Which lines hold the word "PancakeSwap"? Copy each of them.
====== Exercise material ======
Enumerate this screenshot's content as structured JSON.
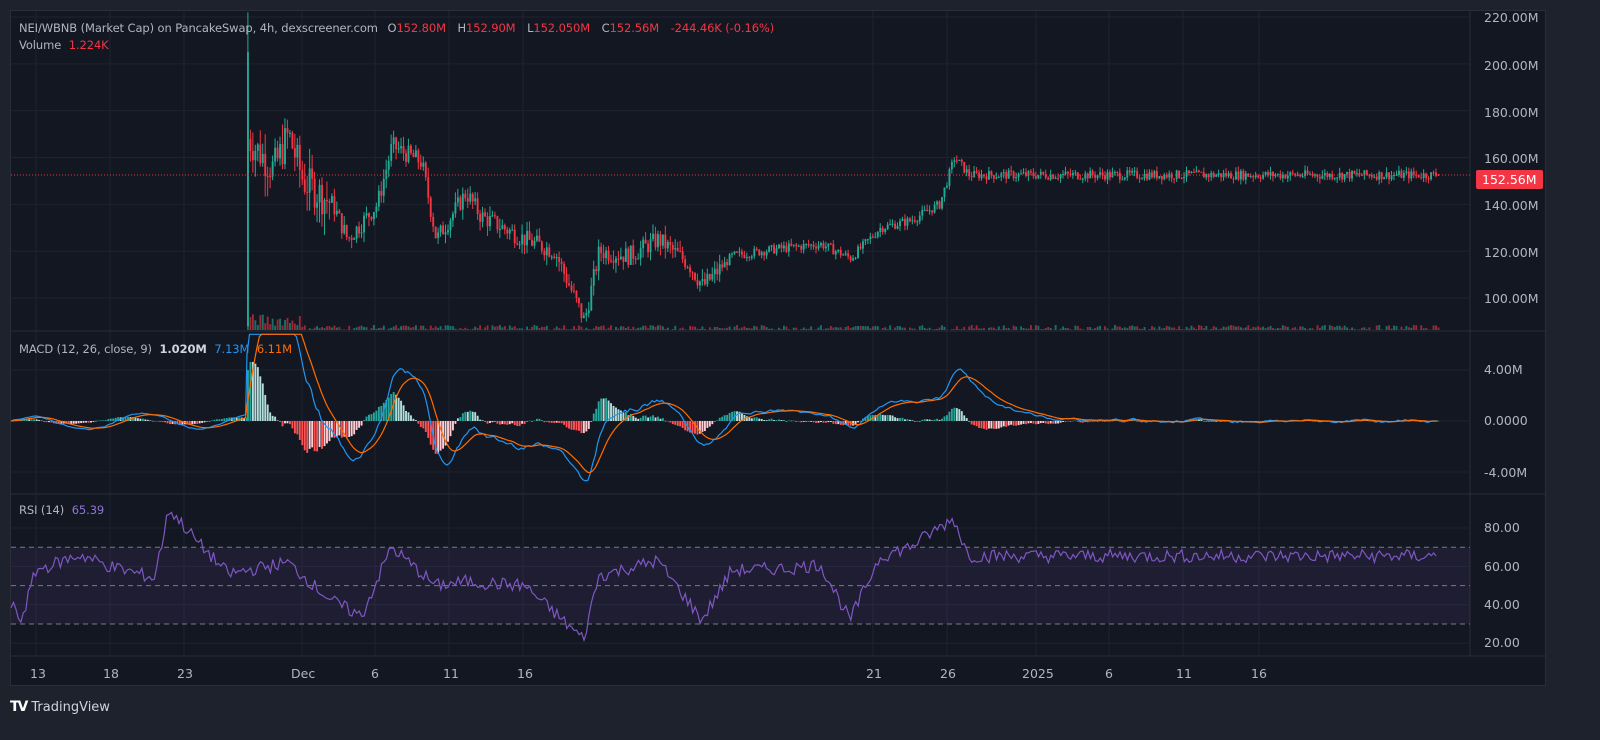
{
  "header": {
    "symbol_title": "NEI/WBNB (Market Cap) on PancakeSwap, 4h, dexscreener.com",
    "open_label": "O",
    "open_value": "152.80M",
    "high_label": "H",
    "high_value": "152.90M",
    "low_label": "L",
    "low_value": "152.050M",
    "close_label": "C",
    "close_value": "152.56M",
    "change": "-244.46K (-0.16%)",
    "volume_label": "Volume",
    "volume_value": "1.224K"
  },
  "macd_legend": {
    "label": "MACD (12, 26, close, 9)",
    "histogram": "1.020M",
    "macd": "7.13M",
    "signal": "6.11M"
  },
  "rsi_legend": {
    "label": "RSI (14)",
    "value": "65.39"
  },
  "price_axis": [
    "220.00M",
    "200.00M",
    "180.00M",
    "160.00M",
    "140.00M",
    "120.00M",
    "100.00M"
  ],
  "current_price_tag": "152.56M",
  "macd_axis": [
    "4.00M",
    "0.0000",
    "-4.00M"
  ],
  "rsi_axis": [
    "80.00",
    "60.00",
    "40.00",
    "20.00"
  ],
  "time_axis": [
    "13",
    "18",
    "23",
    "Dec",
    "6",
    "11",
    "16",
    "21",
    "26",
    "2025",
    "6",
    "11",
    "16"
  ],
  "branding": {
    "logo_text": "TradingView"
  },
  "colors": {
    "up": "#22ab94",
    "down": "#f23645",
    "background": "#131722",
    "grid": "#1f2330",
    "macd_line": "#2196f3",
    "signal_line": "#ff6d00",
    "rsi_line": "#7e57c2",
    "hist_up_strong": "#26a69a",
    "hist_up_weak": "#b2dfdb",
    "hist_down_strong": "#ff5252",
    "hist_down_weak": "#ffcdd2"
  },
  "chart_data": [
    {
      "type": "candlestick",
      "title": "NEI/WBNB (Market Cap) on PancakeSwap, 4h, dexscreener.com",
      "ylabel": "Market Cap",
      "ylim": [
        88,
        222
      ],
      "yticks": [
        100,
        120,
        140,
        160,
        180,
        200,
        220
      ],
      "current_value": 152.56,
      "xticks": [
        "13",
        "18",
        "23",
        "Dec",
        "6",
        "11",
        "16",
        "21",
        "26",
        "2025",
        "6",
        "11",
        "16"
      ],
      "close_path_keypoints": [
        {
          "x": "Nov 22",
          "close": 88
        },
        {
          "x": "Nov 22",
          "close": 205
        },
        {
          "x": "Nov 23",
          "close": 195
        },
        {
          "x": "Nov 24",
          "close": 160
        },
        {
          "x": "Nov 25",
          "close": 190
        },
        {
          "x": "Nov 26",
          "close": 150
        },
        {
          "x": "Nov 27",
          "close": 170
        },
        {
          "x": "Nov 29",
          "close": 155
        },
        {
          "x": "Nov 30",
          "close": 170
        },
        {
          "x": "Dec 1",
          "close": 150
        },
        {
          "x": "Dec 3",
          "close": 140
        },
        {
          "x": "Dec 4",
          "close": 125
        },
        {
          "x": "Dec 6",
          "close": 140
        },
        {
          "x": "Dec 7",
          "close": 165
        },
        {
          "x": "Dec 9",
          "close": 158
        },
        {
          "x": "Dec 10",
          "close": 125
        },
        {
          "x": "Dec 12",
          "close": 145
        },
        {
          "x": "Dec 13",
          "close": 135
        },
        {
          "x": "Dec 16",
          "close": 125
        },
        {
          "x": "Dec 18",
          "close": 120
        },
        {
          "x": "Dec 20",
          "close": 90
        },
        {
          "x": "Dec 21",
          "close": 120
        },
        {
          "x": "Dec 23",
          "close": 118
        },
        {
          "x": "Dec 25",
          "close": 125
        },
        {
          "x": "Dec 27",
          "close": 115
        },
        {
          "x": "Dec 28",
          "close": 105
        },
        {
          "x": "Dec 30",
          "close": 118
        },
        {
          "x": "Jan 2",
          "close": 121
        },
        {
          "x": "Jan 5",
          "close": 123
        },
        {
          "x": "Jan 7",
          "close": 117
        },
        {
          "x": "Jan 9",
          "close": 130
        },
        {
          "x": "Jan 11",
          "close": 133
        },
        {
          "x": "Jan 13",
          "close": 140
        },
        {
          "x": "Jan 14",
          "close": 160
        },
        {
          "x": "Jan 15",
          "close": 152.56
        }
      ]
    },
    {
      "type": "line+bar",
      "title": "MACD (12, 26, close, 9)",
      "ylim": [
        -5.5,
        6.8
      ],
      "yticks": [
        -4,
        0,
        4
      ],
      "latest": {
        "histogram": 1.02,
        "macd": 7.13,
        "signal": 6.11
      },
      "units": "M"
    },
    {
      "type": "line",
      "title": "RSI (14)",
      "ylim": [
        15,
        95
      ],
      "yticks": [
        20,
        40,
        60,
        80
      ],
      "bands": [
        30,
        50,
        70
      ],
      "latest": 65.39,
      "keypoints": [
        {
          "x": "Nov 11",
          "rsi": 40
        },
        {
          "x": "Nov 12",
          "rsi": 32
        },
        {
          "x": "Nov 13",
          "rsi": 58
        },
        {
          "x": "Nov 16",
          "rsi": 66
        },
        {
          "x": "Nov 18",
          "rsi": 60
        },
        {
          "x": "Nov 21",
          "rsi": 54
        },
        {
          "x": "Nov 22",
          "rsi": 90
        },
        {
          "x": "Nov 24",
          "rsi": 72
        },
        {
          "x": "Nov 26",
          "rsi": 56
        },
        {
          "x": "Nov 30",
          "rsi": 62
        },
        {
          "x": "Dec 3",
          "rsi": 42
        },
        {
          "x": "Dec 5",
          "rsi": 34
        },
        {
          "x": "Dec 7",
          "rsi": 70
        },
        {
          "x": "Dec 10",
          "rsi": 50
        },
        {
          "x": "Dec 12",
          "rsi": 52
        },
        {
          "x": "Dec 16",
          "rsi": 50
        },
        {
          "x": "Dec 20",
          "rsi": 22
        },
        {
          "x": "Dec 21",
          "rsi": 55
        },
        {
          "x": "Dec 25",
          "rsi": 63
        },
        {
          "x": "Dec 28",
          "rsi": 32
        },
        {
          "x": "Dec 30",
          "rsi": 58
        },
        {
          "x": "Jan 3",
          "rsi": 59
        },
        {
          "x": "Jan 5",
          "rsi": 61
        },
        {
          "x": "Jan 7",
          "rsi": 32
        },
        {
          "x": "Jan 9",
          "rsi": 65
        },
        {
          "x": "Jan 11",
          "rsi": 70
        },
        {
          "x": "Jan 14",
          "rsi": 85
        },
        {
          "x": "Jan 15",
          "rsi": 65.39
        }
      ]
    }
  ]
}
======
====== Exercise material ======
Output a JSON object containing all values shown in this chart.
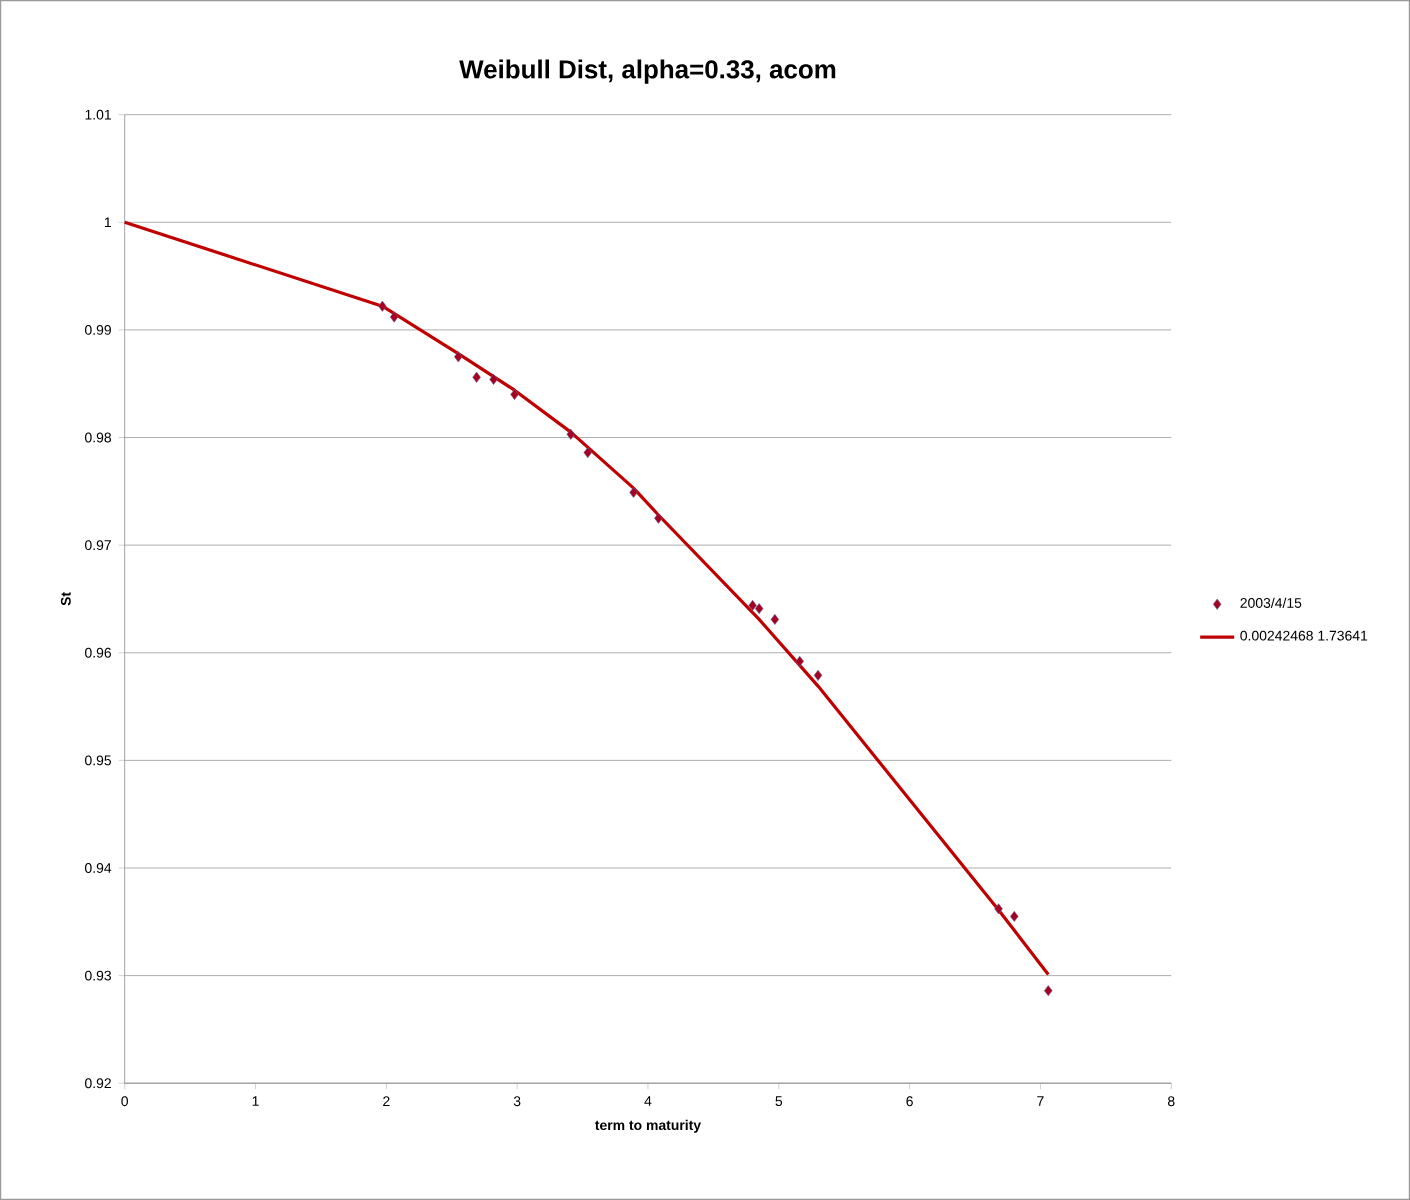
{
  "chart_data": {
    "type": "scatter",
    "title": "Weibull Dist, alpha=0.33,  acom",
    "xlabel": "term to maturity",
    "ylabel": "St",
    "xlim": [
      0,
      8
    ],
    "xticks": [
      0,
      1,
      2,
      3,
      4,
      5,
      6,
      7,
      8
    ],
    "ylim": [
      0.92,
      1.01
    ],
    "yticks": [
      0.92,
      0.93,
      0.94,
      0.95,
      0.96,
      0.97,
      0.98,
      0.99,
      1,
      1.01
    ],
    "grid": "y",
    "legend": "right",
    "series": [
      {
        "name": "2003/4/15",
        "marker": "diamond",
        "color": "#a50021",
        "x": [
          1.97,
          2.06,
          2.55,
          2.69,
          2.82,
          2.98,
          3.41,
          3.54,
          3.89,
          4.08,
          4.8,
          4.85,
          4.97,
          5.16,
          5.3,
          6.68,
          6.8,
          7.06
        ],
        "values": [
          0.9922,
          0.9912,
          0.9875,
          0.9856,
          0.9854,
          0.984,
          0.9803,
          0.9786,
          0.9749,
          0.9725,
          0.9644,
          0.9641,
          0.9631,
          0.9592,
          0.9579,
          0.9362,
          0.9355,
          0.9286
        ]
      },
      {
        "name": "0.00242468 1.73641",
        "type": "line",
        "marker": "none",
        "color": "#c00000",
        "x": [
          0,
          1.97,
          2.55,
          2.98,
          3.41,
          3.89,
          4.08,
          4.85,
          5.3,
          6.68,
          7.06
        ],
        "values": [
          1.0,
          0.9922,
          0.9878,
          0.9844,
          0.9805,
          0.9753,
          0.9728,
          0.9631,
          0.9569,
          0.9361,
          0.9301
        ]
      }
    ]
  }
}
======
▸ **Result of the task**
    "symbol_title": "NEI/WBNB (Market Cap) on PancakeSwap, 4h, dexscreener.com",
      "title": "NEI/WBNB (Market Cap) on PancakeSwap, 4h, dexscreener.com",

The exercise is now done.